→ **Source passage**

-*-*-

As we all know, over windows can be defined on event-time or processing-time and on ranges specified as time interval or row-count. It is different to handle the window boundary for a specific type of over window. 

  • For unbounded over window, the window boundary doesn’t need to be sent from JVM to PVM.
  • For bounded row-count over window, the calculation of the window boundary is very easy, so we can encode the window boundary into the UDF proto which will be only transferred once from JVM to PVM.
  • For bounded event-time or processing time over window, the calculation of window boundary depends on the time attribute of row data. If we put the calculation of the window boundary on the Python side, the overhead will be very large. So we will calculate the window boundary on the Java side and send it along with the data.

-*-*-

→ **Dataset section**
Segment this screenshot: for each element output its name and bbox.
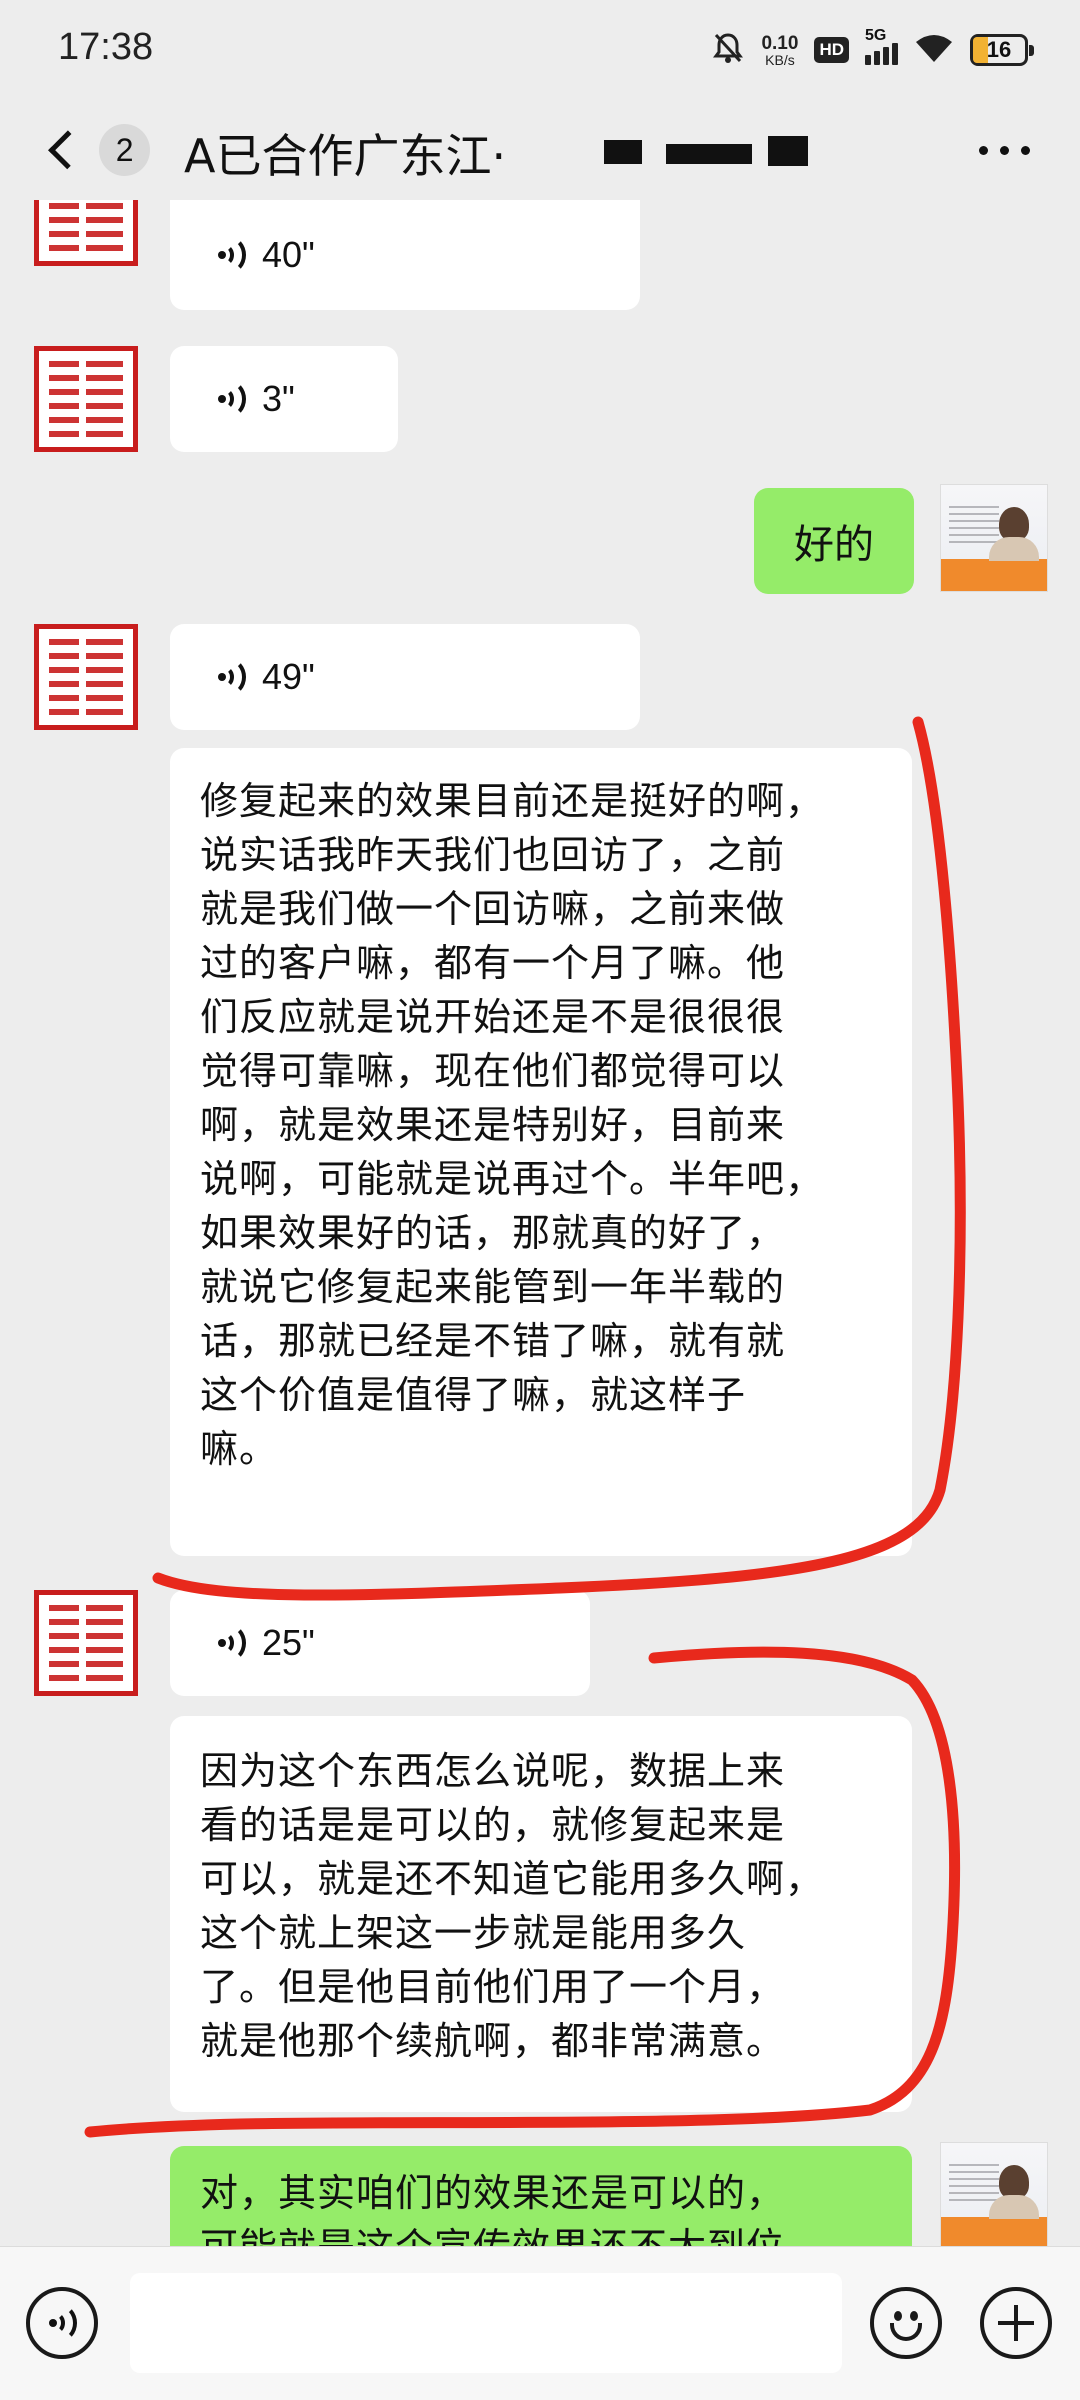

-*-*-

→ **Exercise requirements**
a. Could you retype the over-window passage word for word, beginning at the words "As we all know, over" and stopping after "of over window."?
b. According to the over-window passage, why is the window boundary for bounded event-time or processing-time over windows calculated on the Java side? Answer in one to three sentences.
c. Can you carry on the over-window passage from the point where it ends?
The listing plays no part in what follows and can be set aside.

→ **Responses for each task**
a.
As we all know, over windows can be defined on event-time or processing-time and on ranges specified as time interval or row-count. It is different to handle the window boundary for a specific type of over window.

b. The boundary for these windows depends on the time attribute of the row data, so calculating it on the Python side would carry a very large overhead. It is therefore calculated on the Java side and sent along with the data.

c.
The mapping between over window type and how to transfer the window boundary is summarized as following:


Over Window Type

UDF Proto

Data

Row Unbounded Window

N/A

N/A

Row Unbounded Preceding Window

upper window boundary

N/A

Row Unbounded Following Window

lower window boundary

N/A

Row Sliding Window

lower window boundary and upper window boundary

N/A

Range Unbounded Window

N/A

N/A

Range Unbounded Preceding Window

N/A

upper window boundary

Range Unbounded Following Window

N/A

lower window boundary

Range Sliding Window

N/A

lower window boundary and window boundary


Next, we will talk about how to declare window boundaries in UDF proto.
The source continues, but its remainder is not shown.